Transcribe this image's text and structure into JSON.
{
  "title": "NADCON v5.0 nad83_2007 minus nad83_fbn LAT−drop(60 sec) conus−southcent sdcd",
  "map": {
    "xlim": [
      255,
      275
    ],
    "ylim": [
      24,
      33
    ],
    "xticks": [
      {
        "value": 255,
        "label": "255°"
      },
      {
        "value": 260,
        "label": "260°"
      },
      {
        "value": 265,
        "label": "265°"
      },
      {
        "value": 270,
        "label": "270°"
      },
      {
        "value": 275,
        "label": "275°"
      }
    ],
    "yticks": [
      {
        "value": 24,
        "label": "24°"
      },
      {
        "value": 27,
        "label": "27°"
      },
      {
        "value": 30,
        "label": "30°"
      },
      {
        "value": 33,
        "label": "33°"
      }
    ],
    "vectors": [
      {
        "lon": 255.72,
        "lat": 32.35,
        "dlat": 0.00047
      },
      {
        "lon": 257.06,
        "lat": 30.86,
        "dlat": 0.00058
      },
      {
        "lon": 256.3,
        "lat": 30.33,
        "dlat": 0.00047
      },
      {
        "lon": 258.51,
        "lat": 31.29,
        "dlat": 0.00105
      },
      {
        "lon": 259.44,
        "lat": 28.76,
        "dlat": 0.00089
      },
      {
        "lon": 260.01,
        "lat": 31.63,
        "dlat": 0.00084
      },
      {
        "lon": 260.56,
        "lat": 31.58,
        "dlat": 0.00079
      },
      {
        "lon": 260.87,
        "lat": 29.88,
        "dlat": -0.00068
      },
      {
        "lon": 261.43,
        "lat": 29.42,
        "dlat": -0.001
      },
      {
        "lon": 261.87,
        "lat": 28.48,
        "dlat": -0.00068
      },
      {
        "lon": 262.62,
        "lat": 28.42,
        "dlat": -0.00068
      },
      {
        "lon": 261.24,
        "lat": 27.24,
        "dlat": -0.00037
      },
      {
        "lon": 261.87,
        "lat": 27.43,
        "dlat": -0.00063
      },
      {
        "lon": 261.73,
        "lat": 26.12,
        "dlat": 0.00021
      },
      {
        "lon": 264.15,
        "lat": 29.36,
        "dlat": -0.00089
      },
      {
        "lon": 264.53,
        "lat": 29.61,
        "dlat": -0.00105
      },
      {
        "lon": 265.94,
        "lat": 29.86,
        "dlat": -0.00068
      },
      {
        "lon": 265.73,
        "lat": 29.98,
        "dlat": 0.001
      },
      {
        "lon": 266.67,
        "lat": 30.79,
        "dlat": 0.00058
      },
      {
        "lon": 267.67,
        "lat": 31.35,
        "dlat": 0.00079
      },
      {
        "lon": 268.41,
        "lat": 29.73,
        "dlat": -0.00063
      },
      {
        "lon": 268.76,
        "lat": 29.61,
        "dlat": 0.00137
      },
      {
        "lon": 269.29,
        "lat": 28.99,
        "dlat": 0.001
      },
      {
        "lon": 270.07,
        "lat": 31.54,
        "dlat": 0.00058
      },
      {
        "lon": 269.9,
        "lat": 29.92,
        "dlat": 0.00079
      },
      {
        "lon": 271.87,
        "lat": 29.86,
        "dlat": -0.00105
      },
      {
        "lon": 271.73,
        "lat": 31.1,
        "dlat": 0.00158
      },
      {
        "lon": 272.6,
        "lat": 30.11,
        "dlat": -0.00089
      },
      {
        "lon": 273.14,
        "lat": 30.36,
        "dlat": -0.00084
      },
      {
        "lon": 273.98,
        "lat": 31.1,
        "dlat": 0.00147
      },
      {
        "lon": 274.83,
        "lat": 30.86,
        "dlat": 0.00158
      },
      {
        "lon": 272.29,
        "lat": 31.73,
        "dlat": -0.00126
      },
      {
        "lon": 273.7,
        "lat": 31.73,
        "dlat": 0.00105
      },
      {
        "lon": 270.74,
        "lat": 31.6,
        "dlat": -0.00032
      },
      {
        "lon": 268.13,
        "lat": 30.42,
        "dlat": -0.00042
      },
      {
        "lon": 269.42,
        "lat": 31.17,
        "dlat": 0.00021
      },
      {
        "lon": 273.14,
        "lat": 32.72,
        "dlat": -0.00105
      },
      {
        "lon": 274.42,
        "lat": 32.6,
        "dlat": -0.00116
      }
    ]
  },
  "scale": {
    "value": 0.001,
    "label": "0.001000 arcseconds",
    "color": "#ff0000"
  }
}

Your objective: Your task is to output all of the data above word for word.

Result:
Transcribe this image's text and structure into JSON.
{
  "title": "NADCON v5.0 nad83_2007 minus nad83_fbn LAT−drop(60 sec) conus−southcent sdcd",
  "map": {
    "xlim": [
      255,
      275
    ],
    "ylim": [
      24,
      33
    ],
    "xticks": [
      {
        "value": 255,
        "label": "255°"
      },
      {
        "value": 260,
        "label": "260°"
      },
      {
        "value": 265,
        "label": "265°"
      },
      {
        "value": 270,
        "label": "270°"
      },
      {
        "value": 275,
        "label": "275°"
      }
    ],
    "yticks": [
      {
        "value": 24,
        "label": "24°"
      },
      {
        "value": 27,
        "label": "27°"
      },
      {
        "value": 30,
        "label": "30°"
      },
      {
        "value": 33,
        "label": "33°"
      }
    ],
    "vectors": [
      {
        "lon": 255.72,
        "lat": 32.35,
        "dlat": 0.00047
      },
      {
        "lon": 257.06,
        "lat": 30.86,
        "dlat": 0.00058
      },
      {
        "lon": 256.3,
        "lat": 30.33,
        "dlat": 0.00047
      },
      {
        "lon": 258.51,
        "lat": 31.29,
        "dlat": 0.00105
      },
      {
        "lon": 259.44,
        "lat": 28.76,
        "dlat": 0.00089
      },
      {
        "lon": 260.01,
        "lat": 31.63,
        "dlat": 0.00084
      },
      {
        "lon": 260.56,
        "lat": 31.58,
        "dlat": 0.00079
      },
      {
        "lon": 260.87,
        "lat": 29.88,
        "dlat": -0.00068
      },
      {
        "lon": 261.43,
        "lat": 29.42,
        "dlat": -0.001
      },
      {
        "lon": 261.87,
        "lat": 28.48,
        "dlat": -0.00068
      },
      {
        "lon": 262.62,
        "lat": 28.42,
        "dlat": -0.00068
      },
      {
        "lon": 261.24,
        "lat": 27.24,
        "dlat": -0.00037
      },
      {
        "lon": 261.87,
        "lat": 27.43,
        "dlat": -0.00063
      },
      {
        "lon": 261.73,
        "lat": 26.12,
        "dlat": 0.00021
      },
      {
        "lon": 264.15,
        "lat": 29.36,
        "dlat": -0.00089
      },
      {
        "lon": 264.53,
        "lat": 29.61,
        "dlat": -0.00105
      },
      {
        "lon": 265.94,
        "lat": 29.86,
        "dlat": -0.00068
      },
      {
        "lon": 265.73,
        "lat": 29.98,
        "dlat": 0.001
      },
      {
        "lon": 266.67,
        "lat": 30.79,
        "dlat": 0.00058
      },
      {
        "lon": 267.67,
        "lat": 31.35,
        "dlat": 0.00079
      },
      {
        "lon": 268.41,
        "lat": 29.73,
        "dlat": -0.00063
      },
      {
        "lon": 268.76,
        "lat": 29.61,
        "dlat": 0.00137
      },
      {
        "lon": 269.29,
        "lat": 28.99,
        "dlat": 0.001
      },
      {
        "lon": 270.07,
        "lat": 31.54,
        "dlat": 0.00058
      },
      {
        "lon": 269.9,
        "lat": 29.92,
        "dlat": 0.00079
      },
      {
        "lon": 271.87,
        "lat": 29.86,
        "dlat": -0.00105
      },
      {
        "lon": 271.73,
        "lat": 31.1,
        "dlat": 0.00158
      },
      {
        "lon": 272.6,
        "lat": 30.11,
        "dlat": -0.00089
      },
      {
        "lon": 273.14,
        "lat": 30.36,
        "dlat": -0.00084
      },
      {
        "lon": 273.98,
        "lat": 31.1,
        "dlat": 0.00147
      },
      {
        "lon": 274.83,
        "lat": 30.86,
        "dlat": 0.00158
      },
      {
        "lon": 272.29,
        "lat": 31.73,
        "dlat": -0.00126
      },
      {
        "lon": 273.7,
        "lat": 31.73,
        "dlat": 0.00105
      },
      {
        "lon": 270.74,
        "lat": 31.6,
        "dlat": -0.00032
      },
      {
        "lon": 268.13,
        "lat": 30.42,
        "dlat": -0.00042
      },
      {
        "lon": 269.42,
        "lat": 31.17,
        "dlat": 0.00021
      },
      {
        "lon": 273.14,
        "lat": 32.72,
        "dlat": -0.00105
      },
      {
        "lon": 274.42,
        "lat": 32.6,
        "dlat": -0.00116
      }
    ]
  },
  "scale": {
    "value": 0.001,
    "label": "0.001000 arcseconds",
    "color": "#ff0000"
  }
}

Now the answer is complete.